PROBLEM REQUIREMENTS. Find the number of lines in these records where the word "Model" appears. Reply with that number and nothing more.

──────────

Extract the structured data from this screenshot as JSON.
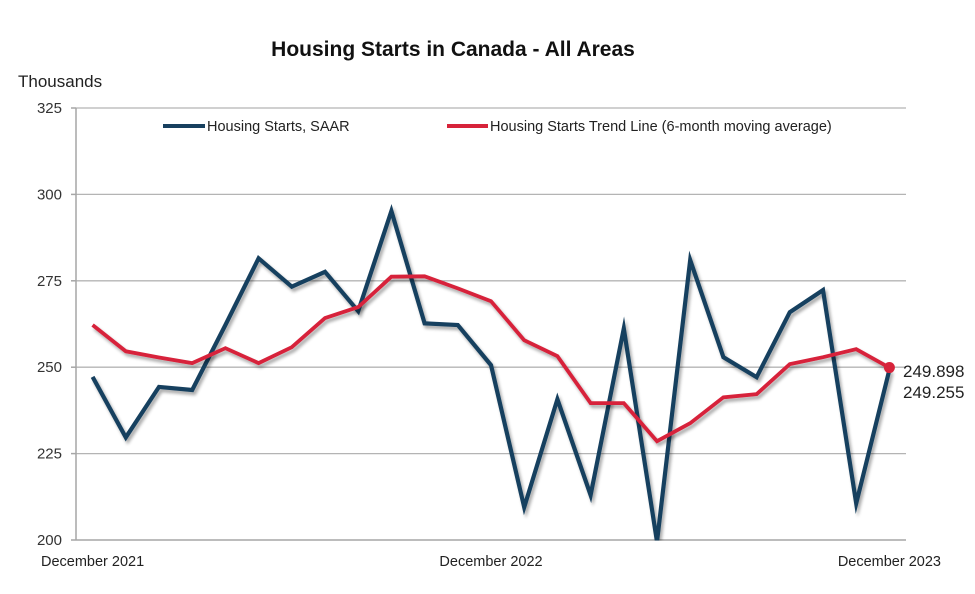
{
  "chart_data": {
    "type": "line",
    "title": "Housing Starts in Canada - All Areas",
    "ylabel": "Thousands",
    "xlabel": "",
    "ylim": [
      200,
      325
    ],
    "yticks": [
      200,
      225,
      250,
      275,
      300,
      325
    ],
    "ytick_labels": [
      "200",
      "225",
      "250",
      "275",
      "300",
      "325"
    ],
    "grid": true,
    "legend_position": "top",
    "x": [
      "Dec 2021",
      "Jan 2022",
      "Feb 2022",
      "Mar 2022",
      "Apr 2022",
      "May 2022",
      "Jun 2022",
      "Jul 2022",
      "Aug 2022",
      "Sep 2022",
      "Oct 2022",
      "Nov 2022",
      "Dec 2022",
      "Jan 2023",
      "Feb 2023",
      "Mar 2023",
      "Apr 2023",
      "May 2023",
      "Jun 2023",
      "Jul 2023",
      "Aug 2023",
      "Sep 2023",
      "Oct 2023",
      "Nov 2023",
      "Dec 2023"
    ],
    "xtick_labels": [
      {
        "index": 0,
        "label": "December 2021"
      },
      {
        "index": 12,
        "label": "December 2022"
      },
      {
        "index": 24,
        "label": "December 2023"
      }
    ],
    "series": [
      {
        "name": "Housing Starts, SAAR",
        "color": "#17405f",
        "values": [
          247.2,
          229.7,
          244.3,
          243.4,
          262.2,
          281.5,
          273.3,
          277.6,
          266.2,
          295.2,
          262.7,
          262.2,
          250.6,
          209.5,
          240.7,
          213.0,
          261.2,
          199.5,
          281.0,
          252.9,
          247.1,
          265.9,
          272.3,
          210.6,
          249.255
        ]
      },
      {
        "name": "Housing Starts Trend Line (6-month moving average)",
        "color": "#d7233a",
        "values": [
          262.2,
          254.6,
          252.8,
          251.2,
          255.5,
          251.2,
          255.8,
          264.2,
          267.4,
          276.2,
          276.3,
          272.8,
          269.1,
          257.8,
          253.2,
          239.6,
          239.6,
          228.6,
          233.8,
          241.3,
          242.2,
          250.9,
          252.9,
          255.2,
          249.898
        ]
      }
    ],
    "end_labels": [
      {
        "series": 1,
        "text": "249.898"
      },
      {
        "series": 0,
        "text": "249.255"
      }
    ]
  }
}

──────────

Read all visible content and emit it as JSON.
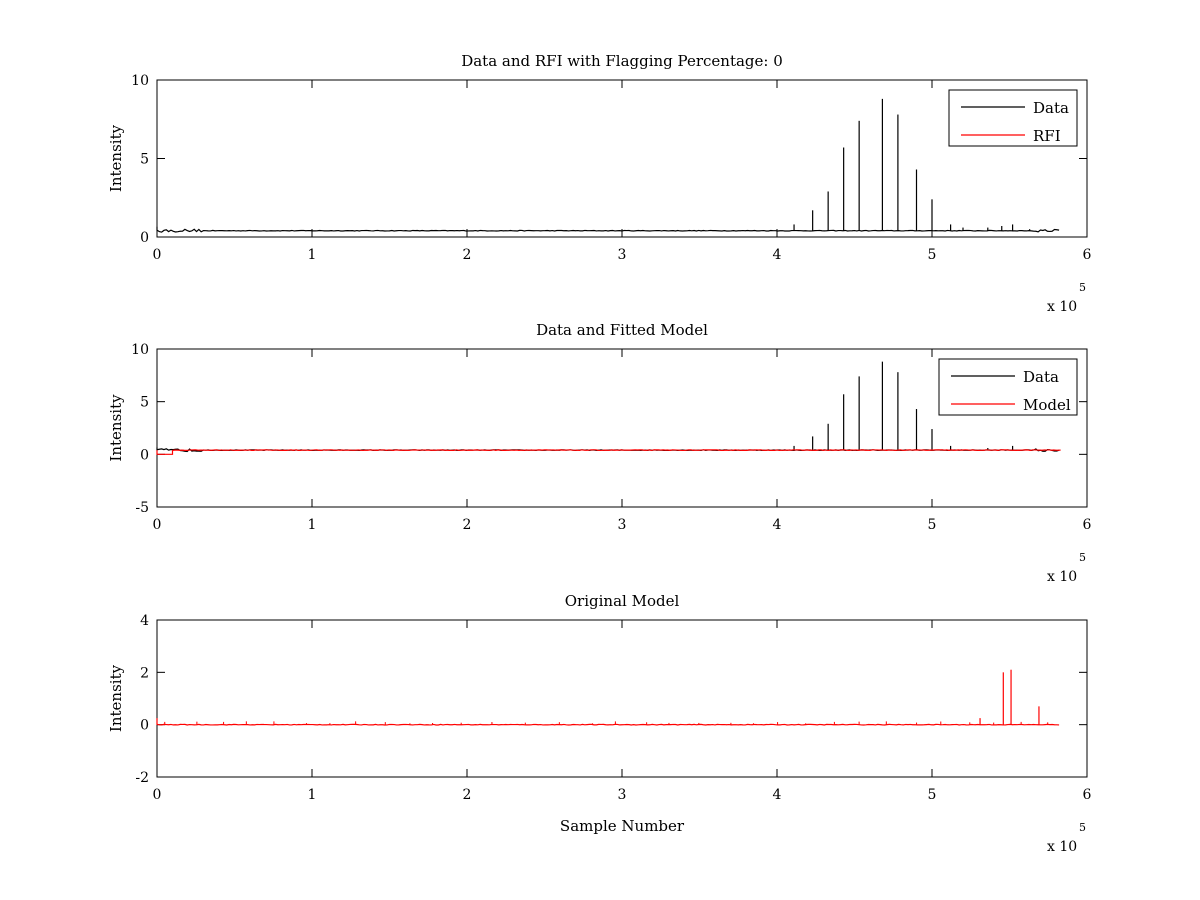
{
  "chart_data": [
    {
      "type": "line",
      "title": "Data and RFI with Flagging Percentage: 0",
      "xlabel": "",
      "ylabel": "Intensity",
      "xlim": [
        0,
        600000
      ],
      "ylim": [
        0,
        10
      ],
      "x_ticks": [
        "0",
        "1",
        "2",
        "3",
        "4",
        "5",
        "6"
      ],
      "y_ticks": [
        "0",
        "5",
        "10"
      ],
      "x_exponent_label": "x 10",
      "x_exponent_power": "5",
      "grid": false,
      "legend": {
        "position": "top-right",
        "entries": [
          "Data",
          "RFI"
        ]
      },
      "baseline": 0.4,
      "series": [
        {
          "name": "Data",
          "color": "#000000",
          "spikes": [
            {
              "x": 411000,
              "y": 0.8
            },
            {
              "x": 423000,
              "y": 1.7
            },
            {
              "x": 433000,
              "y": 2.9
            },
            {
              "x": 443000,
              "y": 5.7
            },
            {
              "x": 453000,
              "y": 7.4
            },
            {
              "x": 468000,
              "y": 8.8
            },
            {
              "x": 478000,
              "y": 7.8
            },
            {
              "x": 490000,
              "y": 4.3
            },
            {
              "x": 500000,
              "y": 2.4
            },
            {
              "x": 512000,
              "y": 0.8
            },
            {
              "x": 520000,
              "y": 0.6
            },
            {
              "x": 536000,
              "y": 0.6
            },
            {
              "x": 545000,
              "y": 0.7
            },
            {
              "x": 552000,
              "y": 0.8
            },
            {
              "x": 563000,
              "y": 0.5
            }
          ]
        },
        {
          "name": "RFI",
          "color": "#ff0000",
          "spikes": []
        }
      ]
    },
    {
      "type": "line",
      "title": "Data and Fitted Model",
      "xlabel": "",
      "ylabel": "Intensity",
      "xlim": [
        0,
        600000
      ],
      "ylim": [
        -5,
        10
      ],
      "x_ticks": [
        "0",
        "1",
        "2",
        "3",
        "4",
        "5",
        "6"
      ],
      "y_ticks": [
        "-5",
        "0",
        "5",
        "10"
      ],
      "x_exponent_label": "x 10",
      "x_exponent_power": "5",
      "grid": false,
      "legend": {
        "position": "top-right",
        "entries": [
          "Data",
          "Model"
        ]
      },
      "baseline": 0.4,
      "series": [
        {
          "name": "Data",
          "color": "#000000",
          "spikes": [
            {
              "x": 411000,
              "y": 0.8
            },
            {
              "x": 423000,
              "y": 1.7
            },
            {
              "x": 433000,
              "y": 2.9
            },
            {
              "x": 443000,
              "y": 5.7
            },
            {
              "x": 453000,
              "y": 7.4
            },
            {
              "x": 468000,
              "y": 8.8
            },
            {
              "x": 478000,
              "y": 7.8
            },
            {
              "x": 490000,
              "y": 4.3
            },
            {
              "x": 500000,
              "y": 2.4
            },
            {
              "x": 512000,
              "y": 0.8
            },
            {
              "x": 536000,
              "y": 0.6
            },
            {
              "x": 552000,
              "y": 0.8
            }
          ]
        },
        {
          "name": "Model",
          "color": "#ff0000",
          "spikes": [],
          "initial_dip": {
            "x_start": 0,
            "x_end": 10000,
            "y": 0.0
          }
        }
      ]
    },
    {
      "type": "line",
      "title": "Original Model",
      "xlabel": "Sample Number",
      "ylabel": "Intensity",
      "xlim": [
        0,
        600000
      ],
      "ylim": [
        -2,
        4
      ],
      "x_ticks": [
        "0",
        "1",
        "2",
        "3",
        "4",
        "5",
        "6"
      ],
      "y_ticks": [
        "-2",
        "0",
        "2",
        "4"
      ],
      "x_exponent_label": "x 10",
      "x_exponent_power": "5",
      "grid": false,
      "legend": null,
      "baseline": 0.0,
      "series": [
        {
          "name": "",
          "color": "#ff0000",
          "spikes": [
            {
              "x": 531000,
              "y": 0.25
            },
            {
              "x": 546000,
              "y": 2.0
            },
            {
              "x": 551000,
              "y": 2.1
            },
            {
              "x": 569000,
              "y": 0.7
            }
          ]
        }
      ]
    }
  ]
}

──────────

EXERCISE RESPONSE. 4